--- BEGIN ---

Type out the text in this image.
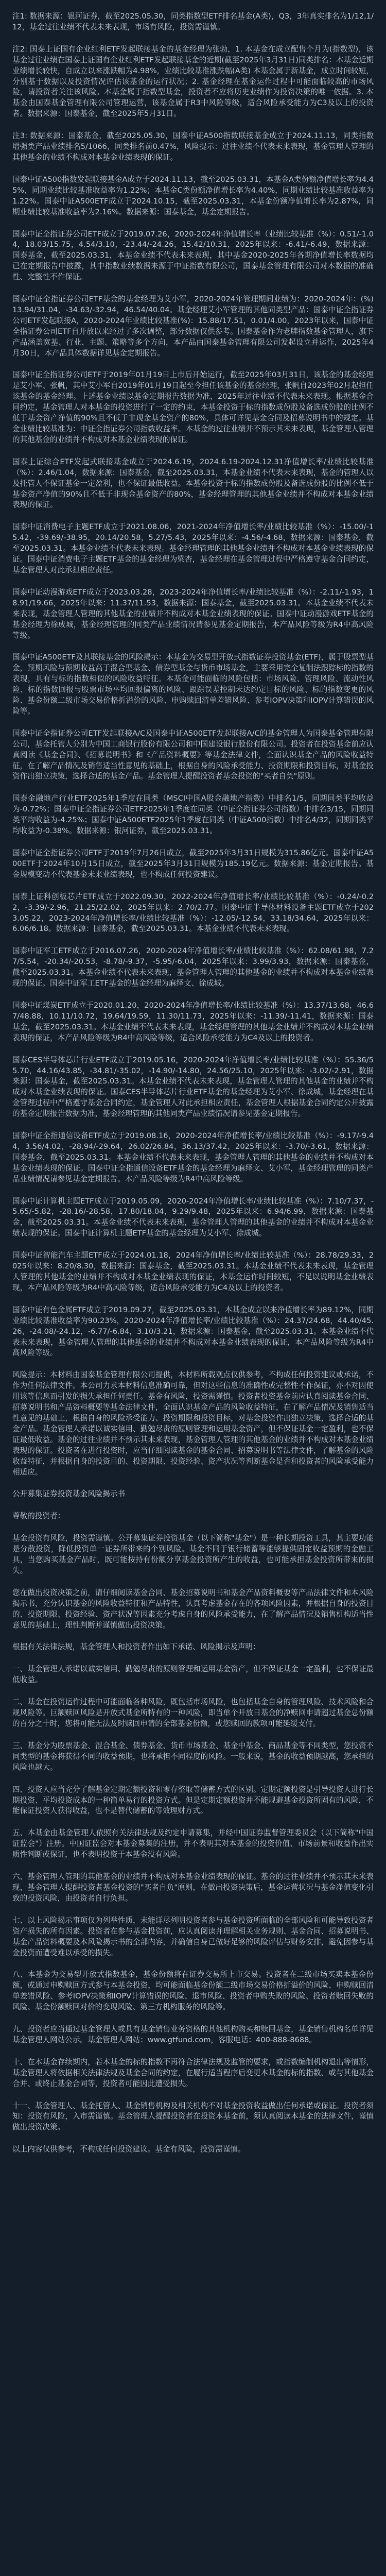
注1: 数据来源：银河证券，截至2025.05.30，同类指数型ETF排名基金(A类)，Q3，3年真实排名为1/12,1/12，基金过往业绩不代表未来表现，市场有风险，投资需谨慎。

注2: 国泰上证国有企业红利ETF发起联接基金的基金经理为张勃，1. 本基金在成立配售个月为(指数型)，该基金过往业绩在国泰上证国有企业红利ETF发起联接基金的近期(截至2025年3月31日)同类排名：本基金近期业绩增长较快，自成立以来涨跌幅为4.98%，业绩比较基准涨跌幅(A类) 本基金属于新基金，成立时间较短，分别基于数据以及投资情况评估该基金的运行状况；2. 基金经理在基金运作过程中可能面临较高的市场风险，请投资者关注该风险。本基金属于指数型基金，投资者不应将历史业绩作为投资决策的唯一依据。3. 本基金由国泰基金管理有限公司管理运营，该基金属于R3中风险等级，适合风险承受能力为C3及以上的投资者。数据来源：国泰基金，截至2025年5月31日。

注3: 数据来源：国泰基金，截至2025.05.30，国泰中证A500指数联接基金成立于2024.11.13，同类指数增强类产品业绩排名5/1066，同类排名前0.47%，风险提示：过往业绩不代表未来表现，基金管理人管理的其他基金的业绩不构成对本基金业绩表现的保证。

国泰中证A500指数发起联接基金A成立于2024.11.13，截至2025.03.31，本基金A类份额净值增长率为4.45%，同期业绩比较基准收益率为1.22%；本基金C类份额净值增长率为4.40%，同期业绩比较基准收益率为1.22%。国泰中证A500ETF成立于2024.10.15，截至2025.03.31，本基金份额净值增长率为2.87%，同期业绩比较基准收益率为2.16%。数据来源：国泰基金，基金定期报告。

国泰中证全指证券公司ETF成立于2019.07.26，2020-2024年净值增长率（业绩比较基准（%）：0.51/-1.04，18.03/15.75，4.54/3.10，-23.44/-24.26，15.42/10.31，2025年以来：-6.41/-6.49，数据来源：国泰基金，截至2025.03.31，本基金业绩不代表未来表现，其中基金2020-2025年各期净值增长率数据均已在定期报告中披露，其中指数业绩数据来源于中证指数有限公司，国泰基金管理有限公司对本数据的准确性、完整性不作保证。

国泰中证全指证券公司ETF基金的基金经理为艾小军，2020-2024年管理期间业绩为：2020-2024年：(%) 13.94/31.04，-34.63/-32.94，46.54/40.04。基金经理艾小军管理的其他同类型产品：国泰中证全指证券公司ETF发起联接A，2020-2024年业绩比较基准(%)：15.88/17.51，0.01/4.00，2023年以来，国泰中证全指证券公司ETF自开放以来经过了多次调整，部分数据仅供参考。国泰基金作为老牌指数基金管理人，旗下产品涵盖宽基、行业、主题、策略等多个方向，本产品由国泰基金管理有限公司发起设立并运作，2025年4月30日，本产品具体数据详见基金定期报告。

国泰中证全指证券公司ETF于2019年01月19日上市后开始运行，截至2025年03月31日，该基金的基金经理是艾小军、张帆，其中艾小军自2019年01月19日起至今担任该基金的基金经理，张帆自2023年02月起担任该基金的基金经理。上述基金业绩以基金定期报告数据为准，2025年过往业绩不代表未来表现。根据基金合同约定，基金管理人对本基金的投资进行了一定的约束，本基金投资于标的指数成份股及备选成份股的比例不低于基金资产净值的90%且不低于非现金基金资产的80%，具体可详见基金合同及招募说明书中的规定。基金业绩比较基准为：中证全指证券公司指数收益率。本基金的过往业绩并不预示其未来表现，基金管理人管理的其他基金的业绩并不构成对本基金业绩表现的保证。

国泰上证综合ETF发起式联接基金成立于2024.6.19，2024.6.19-2024.12.31净值增长率/业绩比较基准（%）：2.46/1.04，数据来源：国泰基金，截至2025.03.31，本基金业绩不代表未来表现，基金的管理人以及托管人不保证基金一定盈利，也不保证最低收益。本基金投资于标的指数成份股及备选成份股的比例不低于基金资产净值的90%且不低于非现金基金资产的80%，基金经理管理的其他基金业绩并不构成对本基金业绩表现的保证。

国泰中证消费电子主题ETF成立于2021.08.06，2021-2024年净值增长率/业绩比较基准（%）：-15.00/-15.42，-39.69/-38.95，20.14/20.58，5.27/5.43，2025年以来：-4.56/-4.68，数据来源：国泰基金，截至2025.03.31。本基金业绩不代表未来表现。基金经理管理的其他基金业绩并不构成对本基金业绩表现的保证。国泰中证消费电子主题ETF基金的基金经理为梁杏，基金经理在基金管理过程中严格遵守基金合同约定，基金管理人对此承担相应责任。

国泰中证动漫游戏ETF成立于2023.03.28，2023-2024年净值增长率/业绩比较基准（%）：-2.11/-1.93，18.91/19.66，2025年以来：11.37/11.53，数据来源：国泰基金，截至2025.03.31。本基金业绩不代表未来表现，基金管理人管理的其他基金的业绩并不构成对本基金业绩表现的保证。国泰中证动漫游戏ETF基金的基金经理为徐成城，基金经理管理的同类产品业绩情况请参见基金定期报告，本产品风险等级为R4中高风险等级。

国泰中证A500ETF及其联接基金的风险揭示：本基金为交易型开放式指数证券投资基金(ETF)，属于股票型基金，预期风险与预期收益高于混合型基金、债券型基金与货币市场基金，主要采用完全复制法跟踪标的指数的表现，具有与标的指数相似的风险收益特征。本基金可能面临的风险包括：市场风险、管理风险、流动性风险、标的指数回报与股票市场平均回报偏离的风险、跟踪误差控制未达约定目标的风险、标的指数变更的风险、基金份额二级市场交易价格折溢价的风险、申购赎回清单差错风险、参考IOPV决策和IOPV计算错误的风险等。

国泰中证全指证券公司ETF发起联接A/C及国泰中证A500ETF发起联接A/C的基金管理人为国泰基金管理有限公司，基金托管人分别为中国工商银行股份有限公司和中国建设银行股份有限公司。投资者在投资基金前应认真阅读《基金合同》、《招募说明书》和《产品资料概要》等基金法律文件，全面认识基金产品的风险收益特征，在了解产品情况及销售适当性意见的基础上，根据自身的风险承受能力、投资期限和投资目标，对基金投资作出独立决策，选择合适的基金产品。基金管理人提醒投资者基金投资的"买者自负"原则。

国泰金融地产行业ETF2025年1季度在同类（MSCI中国A股金融地产指数）中排名1/5，同期同类平均收益为-0.72%；国泰中证全指证券公司ETF2025年1季度在同类（中证全指证券公司指数）中排名3/15，同期同类平均收益为-4.25%；国泰中证A500ETF2025年1季度在同类（中证A500指数）中排名4/32，同期同类平均收益为-0.38%。数据来源：银河证券，截至2025.03.31。

国泰中证全指证券公司ETF于2019年7月26日成立，截至2025年3月31日规模为315.86亿元。国泰中证A500ETF于2024年10月15日成立，截至2025年3月31日规模为185.19亿元。数据来源：基金定期报告。基金规模变动不代表基金未来业绩表现，也不构成任何投资建议。

国泰上证科创板芯片ETF成立于2022.09.30，2022-2024年净值增长率/业绩比较基准（%）：-0.24/-0.22，-3.39/-2.96，21.25/22.02，2025年以来：2.70/2.77。国泰中证半导体材料设备主题ETF成立于2023.05.22，2023-2024年净值增长率/业绩比较基准（%）：-12.05/-12.54，33.18/34.64，2025年以来：6.06/6.18。数据来源：国泰基金，截至2025.03.31。本基金业绩不代表未来表现。

国泰中证军工ETF成立于2016.07.26，2020-2024年净值增长率/业绩比较基准（%）：62.08/61.98，7.27/5.54，-20.34/-20.53，-8.78/-9.37，-5.95/-6.04，2025年以来：3.99/3.93，数据来源：国泰基金，截至2025.03.31。本基金业绩不代表未来表现，基金管理人管理的其他基金的业绩并不构成对本基金业绩表现的保证。国泰中证军工ETF基金的基金经理为麻绎文、徐成城。

国泰中证煤炭ETF成立于2020.01.20，2020-2024年净值增长率/业绩比较基准（%）：13.37/13.68，46.67/48.88，10.11/10.72，19.64/19.59，11.30/11.73，2025年以来：-11.39/-11.41，数据来源：国泰基金，截至2025.03.31。本基金业绩不代表未来表现，基金经理管理的其他基金业绩并不构成对本基金业绩表现的保证，本产品风险等级为R4中高风险等级，适合风险承受能力为C4及以上的投资者。

国泰CES半导体芯片行业ETF成立于2019.05.16，2020-2024年净值增长率/业绩比较基准（%）：55.36/55.70，44.16/43.85，-34.81/-35.02，-14.90/-14.80，24.56/25.10，2025年以来：-3.02/-2.91，数据来源：国泰基金，截至2025.03.31。本基金业绩不代表未来表现，基金管理人管理的其他基金的业绩并不构成对本基金业绩表现的保证。国泰CES半导体芯片行业ETF基金的基金经理为艾小军、徐成城，基金经理在基金管理过程中严格遵守基金合同约定，基金管理人对此承担相应责任，基金管理人根据基金合同约定公开披露的基金定期报告数据为准，基金经理管理的其他同类产品业绩情况请参见基金定期报告。

国泰中证全指通信设备ETF成立于2019.08.16，2020-2024年净值增长率/业绩比较基准（%）：-9.17/-9.44，3.56/4.02，-28.94/-29.64，26.02/26.84，36.13/37.42，2025年以来：-3.70/-3.61，数据来源：国泰基金，截至2025.03.31。本基金业绩不代表未来表现，基金管理人管理的其他基金的业绩并不构成对本基金业绩表现的保证。国泰中证全指通信设备ETF基金的基金经理为麻绎文、艾小军，基金经理管理的同类产品业绩情况请参见基金定期报告。本产品风险等级为R4中高风险等级。

国泰中证计算机主题ETF成立于2019.05.09，2020-2024年净值增长率/业绩比较基准（%）：7.10/7.37，-5.65/-5.82，-28.16/-28.58，17.80/18.04，9.29/9.48，2025年以来：6.94/6.99，数据来源：国泰基金，截至2025.03.31。本基金业绩不代表未来表现，基金管理人管理的其他基金的业绩并不构成对本基金业绩表现的保证。国泰中证计算机主题ETF基金的基金经理为艾小军、徐成城。

国泰中证智能汽车主题ETF成立于2024.01.18，2024年净值增长率/业绩比较基准（%）：28.78/29.33，2025年以来：8.20/8.30，数据来源：国泰基金，截至2025.03.31。本基金业绩不代表未来表现，基金管理人管理的其他基金的业绩并不构成对本基金业绩表现的保证，本基金运作时间较短，不足以说明基金业绩表现，本产品风险等级为R4中高风险等级，适合风险承受能力为C4及以上的投资者。

国泰中证有色金属ETF成立于2019.09.27，截至2025.03.31，本基金成立以来净值增长率为89.12%，同期业绩比较基准收益率为90.23%，2020-2024年净值增长率/业绩比较基准（%）：24.37/24.68，44.40/45.26，-24.08/-24.12，-6.77/-6.84，3.10/3.21，数据来源：国泰基金，截至2025.03.31。本基金业绩不代表未来表现，基金管理人管理的其他基金的业绩并不构成对本基金业绩表现的保证，本产品风险等级为R4中高风险等级。

风险提示：本材料由国泰基金管理有限公司提供，本材料所载观点仅供参考，不构成任何投资建议或承诺，不作为任何法律文件。本公司力求本材料信息准确可靠，但对这些信息的准确性或完整性不作保证，亦不对因使用该等信息而引发的损失承担任何责任。基金有风险，投资需谨慎。投资者投资基金前应认真阅读基金合同、招募说明书和产品资料概要等基金法律文件，全面认识基金产品的风险收益特征，在了解产品情况及销售适当性意见的基础上，根据自身的风险承受能力、投资期限和投资目标，对基金投资作出独立决策，选择合适的基金产品。基金管理人承诺以诚实信用、勤勉尽责的原则管理和运用基金资产，但不保证基金一定盈利，也不保证最低收益。基金的过往业绩并不预示其未来表现，基金管理人管理的其他基金的业绩并不构成对本基金业绩表现的保证。投资者在进行投资时，应当仔细阅读基金的基金合同、招募说明书等法律文件，了解基金的风险收益特征，并根据自身的投资目的、投资期限、投资经验、资产状况等判断基金是否和投资者的风险承受能力相适应。

公开募集证券投资基金风险揭示书

尊敬的投资者：

基金投资有风险，投资需谨慎。公开募集证券投资基金（以下简称"基金"）是一种长期投资工具，其主要功能是分散投资，降低投资单一证券所带来的个别风险。基金不同于银行储蓄等能够提供固定收益预期的金融工具，当您购买基金产品时，既可能按持有份额分享基金投资所产生的收益，也可能承担基金投资所带来的损失。

您在做出投资决策之前，请仔细阅读基金合同、基金招募说明书和基金产品资料概要等产品法律文件和本风险揭示书，充分认识基金的风险收益特征和产品特性，认真考虑基金存在的各项风险因素，并根据自身的投资目的、投资期限、投资经验、资产状况等因素充分考虑自身的风险承受能力，在了解产品情况及销售机构适当性意见的基础上，理性判断并谨慎做出投资决策。

根据有关法律法规，基金管理人和投资者作出如下承诺、风险揭示及声明：

一、基金管理人承诺以诚实信用、勤勉尽责的原则管理和运用基金资产，但不保证基金一定盈利，也不保证最低收益。

二、基金在投资运作过程中可能面临各种风险，既包括市场风险，也包括基金自身的管理风险、技术风险和合规风险等。巨额赎回风险是开放式基金所特有的一种风险，即当单个开放日基金的净赎回申请超过基金总份额的百分之十时，您将可能无法及时赎回申请的全部基金份额，或您赎回的款项可能延缓支付。

三、基金分为股票基金、混合基金、债券基金、货币市场基金、基金中基金、商品基金等不同类型，您投资不同类型的基金将获得不同的收益预期，也将承担不同程度的风险。一般来说，基金的收益预期越高，您承担的风险也越大。

四、投资人应当充分了解基金定期定额投资和零存整取等储蓄方式的区别。定期定额投资是引导投资人进行长期投资、平均投资成本的一种简单易行的投资方式。但是定期定额投资并不能规避基金投资所固有的风险，不能保证投资人获得收益，也不是替代储蓄的等效理财方式。

五、本基金由基金管理人依照有关法律法规及约定申请募集，并经中国证券监督管理委员会（以下简称"中国证监会"）注册。中国证监会对本基金募集的注册，并不表明其对本基金的投资价值、市场前景和收益作出实质性判断或保证，也不表明投资于本基金没有风险。

六、基金管理人管理的其他基金的业绩并不构成对本基金业绩表现的保证。基金的过往业绩并不预示其未来表现，基金管理人提醒投资者基金投资的"买者自负"原则，在做出投资决策后，基金运营状况与基金净值变化引致的投资风险，由投资者自行负担。

七、以上风险揭示事项仅为列举性质，未能详尽列明投资者参与基金投资所面临的全部风险和可能导致投资者资产损失的所有因素。投资者在参与基金投资前，应认真阅读并理解相关业务规则、基金合同、招募说明书、基金产品资料概要及本风险揭示书的全部内容，并确信自身已做好足够的风险评估与财务安排，避免因参与基金投资而遭受难以承受的损失。

八、本基金为交易型开放式指数基金，基金份额将在证券交易所上市交易。投资者在二级市场买卖本基金份额，或通过申购赎回方式参与本基金投资，均可能面临基金份额二级市场交易价格折溢价的风险、申购赎回清单差错风险、参考IOPV决策和IOPV计算错误的风险、退市风险、投资者申购失败的风险、投资者赎回失败的风险、基金份额赎回对价的变现风险、第三方机构服务的风险等。

九、投资者应当通过基金管理人或具有基金销售业务资格的其他机构购买和赎回基金，基金销售机构名单详见基金管理人网站公示。基金管理人网站：www.gtfund.com，客服电话：400-888-8688。

十、在本基金存续期内，若本基金的标的指数不再符合法律法规及监管的要求，或指数编制机构退出等情形，基金管理人将依据相关法律法规及基金合同的约定，在履行适当程序后变更本基金的标的指数、或与其他基金合并、或终止基金合同等，投资者可能因此遭受损失。

十一、基金管理人、基金托管人、基金销售机构及相关机构不对基金投资收益做出任何承诺或保证。投资者须知：投资有风险，入市需谨慎。基金管理人提醒投资者在投资本基金前，须认真阅读本基金的法律文件，谨慎做出投资决策。

以上内容仅供参考，不构成任何投资建议。基金有风险，投资需谨慎。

--- END ---

## What to do
Pick out the lines above that hold the string "基金管理人提醒投资者基金投资的" and show them.

## Solution for this task
国泰中证全指证券公司ETF发起联接A/C及国泰中证A500ETF发起联接A/C的基金管理人为国泰基金管理有限公司，基金托管人分别为中国工商银行股份有限公司和中国建设银行股份有限公司。投资者在投资基金前应认真阅读《基金合同》、《招募说明书》和《产品资料概要》等基金法律文件，全面认识基金产品的风险收益特征，在了解产品情况及销售适当性意见的基础上，根据自身的风险承受能力、投资期限和投资目标，对基金投资作出独立决策，选择合适的基金产品。基金管理人提醒投资者基金投资的"买者自负"原则。
六、基金管理人管理的其他基金的业绩并不构成对本基金业绩表现的保证。基金的过往业绩并不预示其未来表现，基金管理人提醒投资者基金投资的"买者自负"原则，在做出投资决策后，基金运营状况与基金净值变化引致的投资风险，由投资者自行负担。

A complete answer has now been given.